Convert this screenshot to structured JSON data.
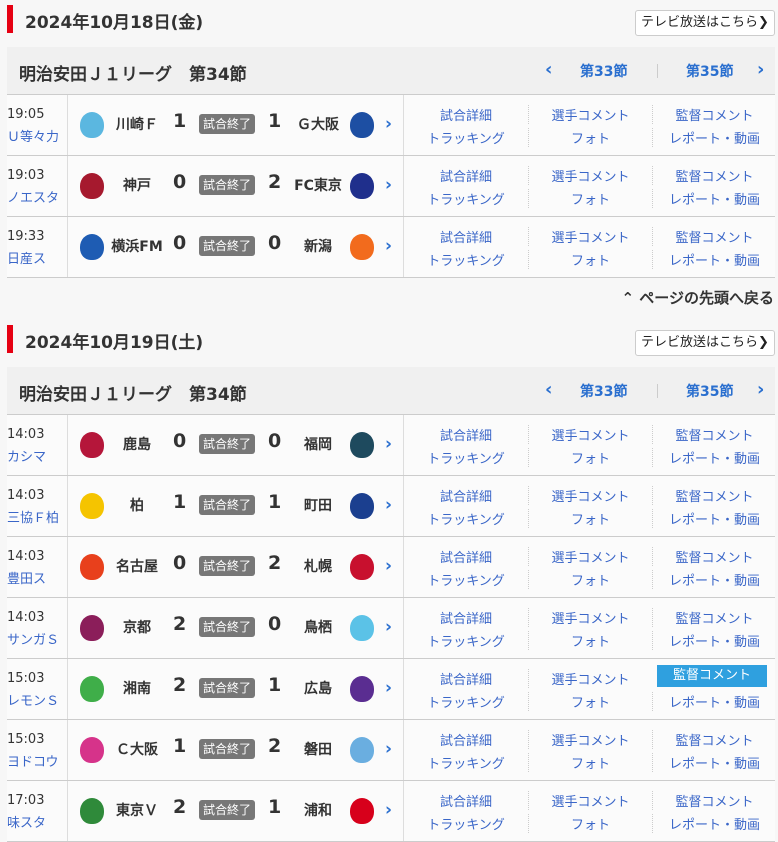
{
  "link_labels": {
    "detail": "試合詳細",
    "player_comment": "選手コメント",
    "manager_comment": "監督コメント",
    "tracking": "トラッキング",
    "photo": "フォト",
    "report": "レポート・動画"
  },
  "back_to_top": "⌃ ページの先頭へ戻る",
  "sections": [
    {
      "date": "2024年10月18日(金)",
      "tv_button": "テレビ放送はこちら❯",
      "league": "明治安田Ｊ１リーグ　第34節",
      "prev": "第33節",
      "next": "第35節",
      "matches": [
        {
          "time": "19:05",
          "stadium": "Ｕ等々力",
          "home": "川崎Ｆ",
          "home_score": "1",
          "status": "試合終了",
          "away_score": "1",
          "away": "Ｇ大阪",
          "home_color": "#5bb7e0",
          "away_color": "#1d4fa3"
        },
        {
          "time": "19:03",
          "stadium": "ノエスタ",
          "home": "神戸",
          "home_score": "0",
          "status": "試合終了",
          "away_score": "2",
          "away": "FC東京",
          "home_color": "#a6192e",
          "away_color": "#1f2f8c"
        },
        {
          "time": "19:33",
          "stadium": "日産ス",
          "home": "横浜FM",
          "home_score": "0",
          "status": "試合終了",
          "away_score": "0",
          "away": "新潟",
          "home_color": "#1e5cb3",
          "away_color": "#f26b1d"
        }
      ]
    },
    {
      "date": "2024年10月19日(土)",
      "tv_button": "テレビ放送はこちら❯",
      "league": "明治安田Ｊ１リーグ　第34節",
      "prev": "第33節",
      "next": "第35節",
      "matches": [
        {
          "time": "14:03",
          "stadium": "カシマ",
          "home": "鹿島",
          "home_score": "0",
          "status": "試合終了",
          "away_score": "0",
          "away": "福岡",
          "home_color": "#b5163a",
          "away_color": "#1e4a5e"
        },
        {
          "time": "14:03",
          "stadium": "三協Ｆ柏",
          "home": "柏",
          "home_score": "1",
          "status": "試合終了",
          "away_score": "1",
          "away": "町田",
          "home_color": "#f5c400",
          "away_color": "#1b3f8f"
        },
        {
          "time": "14:03",
          "stadium": "豊田ス",
          "home": "名古屋",
          "home_score": "0",
          "status": "試合終了",
          "away_score": "2",
          "away": "札幌",
          "home_color": "#e8401c",
          "away_color": "#c8102e"
        },
        {
          "time": "14:03",
          "stadium": "サンガＳ",
          "home": "京都",
          "home_score": "2",
          "status": "試合終了",
          "away_score": "0",
          "away": "鳥栖",
          "home_color": "#8b1e5a",
          "away_color": "#5bc2e7"
        },
        {
          "time": "15:03",
          "stadium": "レモンＳ",
          "home": "湘南",
          "home_score": "2",
          "status": "試合終了",
          "away_score": "1",
          "away": "広島",
          "home_color": "#3fae49",
          "away_color": "#5a2d91",
          "highlight": "manager_comment"
        },
        {
          "time": "15:03",
          "stadium": "ヨドコウ",
          "home": "Ｃ大阪",
          "home_score": "1",
          "status": "試合終了",
          "away_score": "2",
          "away": "磐田",
          "home_color": "#d6338a",
          "away_color": "#6aaee0"
        },
        {
          "time": "17:03",
          "stadium": "味スタ",
          "home": "東京Ｖ",
          "home_score": "2",
          "status": "試合終了",
          "away_score": "1",
          "away": "浦和",
          "home_color": "#2f8a3a",
          "away_color": "#d7001b"
        }
      ]
    }
  ]
}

### WHAT TO PRODUCE
Copy the material above in full and exactly, skipping pictures.

### THE RESPONSE
Convert this screenshot to structured JSON data.
{
  "link_labels": {
    "detail": "試合詳細",
    "player_comment": "選手コメント",
    "manager_comment": "監督コメント",
    "tracking": "トラッキング",
    "photo": "フォト",
    "report": "レポート・動画"
  },
  "back_to_top": "⌃ ページの先頭へ戻る",
  "sections": [
    {
      "date": "2024年10月18日(金)",
      "tv_button": "テレビ放送はこちら❯",
      "league": "明治安田Ｊ１リーグ　第34節",
      "prev": "第33節",
      "next": "第35節",
      "matches": [
        {
          "time": "19:05",
          "stadium": "Ｕ等々力",
          "home": "川崎Ｆ",
          "home_score": "1",
          "status": "試合終了",
          "away_score": "1",
          "away": "Ｇ大阪",
          "home_color": "#5bb7e0",
          "away_color": "#1d4fa3"
        },
        {
          "time": "19:03",
          "stadium": "ノエスタ",
          "home": "神戸",
          "home_score": "0",
          "status": "試合終了",
          "away_score": "2",
          "away": "FC東京",
          "home_color": "#a6192e",
          "away_color": "#1f2f8c"
        },
        {
          "time": "19:33",
          "stadium": "日産ス",
          "home": "横浜FM",
          "home_score": "0",
          "status": "試合終了",
          "away_score": "0",
          "away": "新潟",
          "home_color": "#1e5cb3",
          "away_color": "#f26b1d"
        }
      ]
    },
    {
      "date": "2024年10月19日(土)",
      "tv_button": "テレビ放送はこちら❯",
      "league": "明治安田Ｊ１リーグ　第34節",
      "prev": "第33節",
      "next": "第35節",
      "matches": [
        {
          "time": "14:03",
          "stadium": "カシマ",
          "home": "鹿島",
          "home_score": "0",
          "status": "試合終了",
          "away_score": "0",
          "away": "福岡",
          "home_color": "#b5163a",
          "away_color": "#1e4a5e"
        },
        {
          "time": "14:03",
          "stadium": "三協Ｆ柏",
          "home": "柏",
          "home_score": "1",
          "status": "試合終了",
          "away_score": "1",
          "away": "町田",
          "home_color": "#f5c400",
          "away_color": "#1b3f8f"
        },
        {
          "time": "14:03",
          "stadium": "豊田ス",
          "home": "名古屋",
          "home_score": "0",
          "status": "試合終了",
          "away_score": "2",
          "away": "札幌",
          "home_color": "#e8401c",
          "away_color": "#c8102e"
        },
        {
          "time": "14:03",
          "stadium": "サンガＳ",
          "home": "京都",
          "home_score": "2",
          "status": "試合終了",
          "away_score": "0",
          "away": "鳥栖",
          "home_color": "#8b1e5a",
          "away_color": "#5bc2e7"
        },
        {
          "time": "15:03",
          "stadium": "レモンＳ",
          "home": "湘南",
          "home_score": "2",
          "status": "試合終了",
          "away_score": "1",
          "away": "広島",
          "home_color": "#3fae49",
          "away_color": "#5a2d91",
          "highlight": "manager_comment"
        },
        {
          "time": "15:03",
          "stadium": "ヨドコウ",
          "home": "Ｃ大阪",
          "home_score": "1",
          "status": "試合終了",
          "away_score": "2",
          "away": "磐田",
          "home_color": "#d6338a",
          "away_color": "#6aaee0"
        },
        {
          "time": "17:03",
          "stadium": "味スタ",
          "home": "東京Ｖ",
          "home_score": "2",
          "status": "試合終了",
          "away_score": "1",
          "away": "浦和",
          "home_color": "#2f8a3a",
          "away_color": "#d7001b"
        }
      ]
    }
  ]
}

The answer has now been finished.